Return every line of the material exactly.
*****
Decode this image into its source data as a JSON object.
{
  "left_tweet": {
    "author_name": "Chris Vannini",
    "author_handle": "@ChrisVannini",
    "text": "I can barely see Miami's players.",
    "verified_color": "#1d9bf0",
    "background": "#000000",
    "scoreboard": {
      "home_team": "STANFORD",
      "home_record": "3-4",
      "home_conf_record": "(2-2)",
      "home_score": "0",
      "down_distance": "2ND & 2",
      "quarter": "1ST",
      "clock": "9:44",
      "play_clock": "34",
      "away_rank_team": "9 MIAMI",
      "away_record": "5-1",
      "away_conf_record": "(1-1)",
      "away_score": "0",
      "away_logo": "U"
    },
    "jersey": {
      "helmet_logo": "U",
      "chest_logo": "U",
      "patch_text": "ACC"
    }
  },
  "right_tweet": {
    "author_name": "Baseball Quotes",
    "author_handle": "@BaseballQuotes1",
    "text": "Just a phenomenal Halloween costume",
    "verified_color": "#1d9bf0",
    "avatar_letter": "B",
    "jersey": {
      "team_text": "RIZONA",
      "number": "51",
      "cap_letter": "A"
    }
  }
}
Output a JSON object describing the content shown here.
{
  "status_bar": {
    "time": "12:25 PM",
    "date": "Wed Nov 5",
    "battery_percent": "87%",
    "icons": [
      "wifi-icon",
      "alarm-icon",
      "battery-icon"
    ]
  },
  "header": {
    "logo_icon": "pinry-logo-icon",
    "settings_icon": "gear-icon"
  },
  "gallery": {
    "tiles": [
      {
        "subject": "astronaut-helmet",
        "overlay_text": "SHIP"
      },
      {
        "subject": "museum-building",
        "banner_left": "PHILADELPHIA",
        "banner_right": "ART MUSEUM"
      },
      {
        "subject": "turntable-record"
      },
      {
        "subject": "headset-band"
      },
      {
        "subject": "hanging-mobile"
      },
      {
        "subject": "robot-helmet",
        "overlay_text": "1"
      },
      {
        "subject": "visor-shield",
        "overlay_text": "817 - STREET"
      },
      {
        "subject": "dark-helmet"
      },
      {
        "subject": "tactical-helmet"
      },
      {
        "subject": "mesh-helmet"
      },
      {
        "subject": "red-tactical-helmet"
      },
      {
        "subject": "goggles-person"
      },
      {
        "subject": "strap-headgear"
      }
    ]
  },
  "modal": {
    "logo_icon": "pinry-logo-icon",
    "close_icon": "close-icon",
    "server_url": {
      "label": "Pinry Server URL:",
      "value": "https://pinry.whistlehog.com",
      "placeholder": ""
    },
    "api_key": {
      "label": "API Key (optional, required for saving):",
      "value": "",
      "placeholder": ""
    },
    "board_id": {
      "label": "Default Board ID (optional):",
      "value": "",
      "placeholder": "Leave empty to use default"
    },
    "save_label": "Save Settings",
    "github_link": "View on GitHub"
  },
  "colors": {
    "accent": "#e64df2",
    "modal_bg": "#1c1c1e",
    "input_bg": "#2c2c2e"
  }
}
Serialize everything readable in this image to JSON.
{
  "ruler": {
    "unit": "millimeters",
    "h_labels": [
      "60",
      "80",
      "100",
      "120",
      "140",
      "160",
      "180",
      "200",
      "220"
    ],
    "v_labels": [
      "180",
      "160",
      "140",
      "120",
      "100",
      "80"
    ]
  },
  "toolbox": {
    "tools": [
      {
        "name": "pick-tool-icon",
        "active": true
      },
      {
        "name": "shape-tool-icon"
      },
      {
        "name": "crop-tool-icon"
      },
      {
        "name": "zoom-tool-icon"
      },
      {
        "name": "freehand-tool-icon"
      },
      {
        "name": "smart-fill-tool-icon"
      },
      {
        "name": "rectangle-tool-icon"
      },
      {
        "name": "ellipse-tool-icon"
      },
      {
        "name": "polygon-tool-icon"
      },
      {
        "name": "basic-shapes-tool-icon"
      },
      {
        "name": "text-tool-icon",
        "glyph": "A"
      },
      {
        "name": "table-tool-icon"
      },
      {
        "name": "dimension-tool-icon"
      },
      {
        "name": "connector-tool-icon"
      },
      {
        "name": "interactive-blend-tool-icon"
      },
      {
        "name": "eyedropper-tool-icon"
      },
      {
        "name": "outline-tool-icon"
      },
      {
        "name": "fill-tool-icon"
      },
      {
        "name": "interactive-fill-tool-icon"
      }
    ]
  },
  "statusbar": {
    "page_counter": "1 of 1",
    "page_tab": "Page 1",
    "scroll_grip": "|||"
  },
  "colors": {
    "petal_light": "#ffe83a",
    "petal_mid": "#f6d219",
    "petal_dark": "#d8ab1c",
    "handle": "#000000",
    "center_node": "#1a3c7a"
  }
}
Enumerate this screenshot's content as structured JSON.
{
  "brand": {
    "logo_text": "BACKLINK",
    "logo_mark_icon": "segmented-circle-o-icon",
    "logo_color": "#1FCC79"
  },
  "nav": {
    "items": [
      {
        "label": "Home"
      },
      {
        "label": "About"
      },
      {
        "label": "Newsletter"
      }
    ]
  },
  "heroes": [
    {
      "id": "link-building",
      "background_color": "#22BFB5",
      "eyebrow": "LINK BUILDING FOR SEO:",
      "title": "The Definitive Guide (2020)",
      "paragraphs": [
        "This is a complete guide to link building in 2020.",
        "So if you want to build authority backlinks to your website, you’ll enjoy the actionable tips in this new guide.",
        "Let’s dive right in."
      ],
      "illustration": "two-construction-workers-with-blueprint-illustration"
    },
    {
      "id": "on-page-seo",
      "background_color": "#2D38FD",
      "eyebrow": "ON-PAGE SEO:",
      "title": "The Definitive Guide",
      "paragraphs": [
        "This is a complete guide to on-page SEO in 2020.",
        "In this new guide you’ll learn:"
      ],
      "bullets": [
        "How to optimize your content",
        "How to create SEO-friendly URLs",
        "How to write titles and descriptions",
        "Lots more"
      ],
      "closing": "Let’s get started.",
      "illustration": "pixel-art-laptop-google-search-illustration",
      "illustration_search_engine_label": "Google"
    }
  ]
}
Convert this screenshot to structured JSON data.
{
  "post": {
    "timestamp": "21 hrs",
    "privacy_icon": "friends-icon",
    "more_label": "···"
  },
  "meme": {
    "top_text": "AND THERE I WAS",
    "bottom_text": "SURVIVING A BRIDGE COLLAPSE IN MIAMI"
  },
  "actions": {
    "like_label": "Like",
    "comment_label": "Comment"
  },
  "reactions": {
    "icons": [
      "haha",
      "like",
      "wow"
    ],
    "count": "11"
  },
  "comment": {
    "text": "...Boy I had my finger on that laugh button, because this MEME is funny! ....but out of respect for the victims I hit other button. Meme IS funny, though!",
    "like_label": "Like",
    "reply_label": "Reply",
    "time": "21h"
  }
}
*****
**Output below:**
Decode this image into its source data as a JSON object.
{
  "left_tweet": {
    "author_name": "Chris Vannini",
    "author_handle": "@ChrisVannini",
    "text": "I can barely see Miami's players.",
    "verified_color": "#1d9bf0",
    "background": "#000000",
    "scoreboard": {
      "home_team": "STANFORD",
      "home_record": "3-4",
      "home_conf_record": "(2-2)",
      "home_score": "0",
      "down_distance": "2ND & 2",
      "quarter": "1ST",
      "clock": "9:44",
      "play_clock": "34",
      "away_rank_team": "9 MIAMI",
      "away_record": "5-1",
      "away_conf_record": "(1-1)",
      "away_score": "0",
      "away_logo": "U"
    },
    "jersey": {
      "helmet_logo": "U",
      "chest_logo": "U",
      "patch_text": "ACC"
    }
  },
  "right_tweet": {
    "author_name": "Baseball Quotes",
    "author_handle": "@BaseballQuotes1",
    "text": "Just a phenomenal Halloween costume",
    "verified_color": "#1d9bf0",
    "avatar_letter": "B",
    "jersey": {
      "team_text": "RIZONA",
      "number": "51",
      "cap_letter": "A"
    }
  }
}
Output a JSON object describing the content shown here.
{
  "status_bar": {
    "time": "12:25 PM",
    "date": "Wed Nov 5",
    "battery_percent": "87%",
    "icons": [
      "wifi-icon",
      "alarm-icon",
      "battery-icon"
    ]
  },
  "header": {
    "logo_icon": "pinry-logo-icon",
    "settings_icon": "gear-icon"
  },
  "gallery": {
    "tiles": [
      {
        "subject": "astronaut-helmet",
        "overlay_text": "SHIP"
      },
      {
        "subject": "museum-building",
        "banner_left": "PHILADELPHIA",
        "banner_right": "ART MUSEUM"
      },
      {
        "subject": "turntable-record"
      },
      {
        "subject": "headset-band"
      },
      {
        "subject": "hanging-mobile"
      },
      {
        "subject": "robot-helmet",
        "overlay_text": "1"
      },
      {
        "subject": "visor-shield",
        "overlay_text": "817 - STREET"
      },
      {
        "subject": "dark-helmet"
      },
      {
        "subject": "tactical-helmet"
      },
      {
        "subject": "mesh-helmet"
      },
      {
        "subject": "red-tactical-helmet"
      },
      {
        "subject": "goggles-person"
      },
      {
        "subject": "strap-headgear"
      }
    ]
  },
  "modal": {
    "logo_icon": "pinry-logo-icon",
    "close_icon": "close-icon",
    "server_url": {
      "label": "Pinry Server URL:",
      "value": "https://pinry.whistlehog.com",
      "placeholder": ""
    },
    "api_key": {
      "label": "API Key (optional, required for saving):",
      "value": "",
      "placeholder": ""
    },
    "board_id": {
      "label": "Default Board ID (optional):",
      "value": "",
      "placeholder": "Leave empty to use default"
    },
    "save_label": "Save Settings",
    "github_link": "View on GitHub"
  },
  "colors": {
    "accent": "#e64df2",
    "modal_bg": "#1c1c1e",
    "input_bg": "#2c2c2e"
  }
}
Serialize everything readable in this image to JSON.
{
  "ruler": {
    "unit": "millimeters",
    "h_labels": [
      "60",
      "80",
      "100",
      "120",
      "140",
      "160",
      "180",
      "200",
      "220"
    ],
    "v_labels": [
      "180",
      "160",
      "140",
      "120",
      "100",
      "80"
    ]
  },
  "toolbox": {
    "tools": [
      {
        "name": "pick-tool-icon",
        "active": true
      },
      {
        "name": "shape-tool-icon"
      },
      {
        "name": "crop-tool-icon"
      },
      {
        "name": "zoom-tool-icon"
      },
      {
        "name": "freehand-tool-icon"
      },
      {
        "name": "smart-fill-tool-icon"
      },
      {
        "name": "rectangle-tool-icon"
      },
      {
        "name": "ellipse-tool-icon"
      },
      {
        "name": "polygon-tool-icon"
      },
      {
        "name": "basic-shapes-tool-icon"
      },
      {
        "name": "text-tool-icon",
        "glyph": "A"
      },
      {
        "name": "table-tool-icon"
      },
      {
        "name": "dimension-tool-icon"
      },
      {
        "name": "connector-tool-icon"
      },
      {
        "name": "interactive-blend-tool-icon"
      },
      {
        "name": "eyedropper-tool-icon"
      },
      {
        "name": "outline-tool-icon"
      },
      {
        "name": "fill-tool-icon"
      },
      {
        "name": "interactive-fill-tool-icon"
      }
    ]
  },
  "statusbar": {
    "page_counter": "1 of 1",
    "page_tab": "Page 1",
    "scroll_grip": "|||"
  },
  "colors": {
    "petal_light": "#ffe83a",
    "petal_mid": "#f6d219",
    "petal_dark": "#d8ab1c",
    "handle": "#000000",
    "center_node": "#1a3c7a"
  }
}
Enumerate this screenshot's content as structured JSON.
{
  "brand": {
    "logo_text": "BACKLINK",
    "logo_mark_icon": "segmented-circle-o-icon",
    "logo_color": "#1FCC79"
  },
  "nav": {
    "items": [
      {
        "label": "Home"
      },
      {
        "label": "About"
      },
      {
        "label": "Newsletter"
      }
    ]
  },
  "heroes": [
    {
      "id": "link-building",
      "background_color": "#22BFB5",
      "eyebrow": "LINK BUILDING FOR SEO:",
      "title": "The Definitive Guide (2020)",
      "paragraphs": [
        "This is a complete guide to link building in 2020.",
        "So if you want to build authority backlinks to your website, you’ll enjoy the actionable tips in this new guide.",
        "Let’s dive right in."
      ],
      "illustration": "two-construction-workers-with-blueprint-illustration"
    },
    {
      "id": "on-page-seo",
      "background_color": "#2D38FD",
      "eyebrow": "ON-PAGE SEO:",
      "title": "The Definitive Guide",
      "paragraphs": [
        "This is a complete guide to on-page SEO in 2020.",
        "In this new guide you’ll learn:"
      ],
      "bullets": [
        "How to optimize your content",
        "How to create SEO-friendly URLs",
        "How to write titles and descriptions",
        "Lots more"
      ],
      "closing": "Let’s get started.",
      "illustration": "pixel-art-laptop-google-search-illustration",
      "illustration_search_engine_label": "Google"
    }
  ]
}
Convert this screenshot to structured JSON data.
{
  "post": {
    "timestamp": "21 hrs",
    "privacy_icon": "friends-icon",
    "more_label": "···"
  },
  "meme": {
    "top_text": "AND THERE I WAS",
    "bottom_text": "SURVIVING A BRIDGE COLLAPSE IN MIAMI"
  },
  "actions": {
    "like_label": "Like",
    "comment_label": "Comment"
  },
  "reactions": {
    "icons": [
      "haha",
      "like",
      "wow"
    ],
    "count": "11"
  },
  "comment": {
    "text": "...Boy I had my finger on that laugh button, because this MEME is funny! ....but out of respect for the victims I hit other button. Meme IS funny, though!",
    "like_label": "Like",
    "reply_label": "Reply",
    "time": "21h"
  }
}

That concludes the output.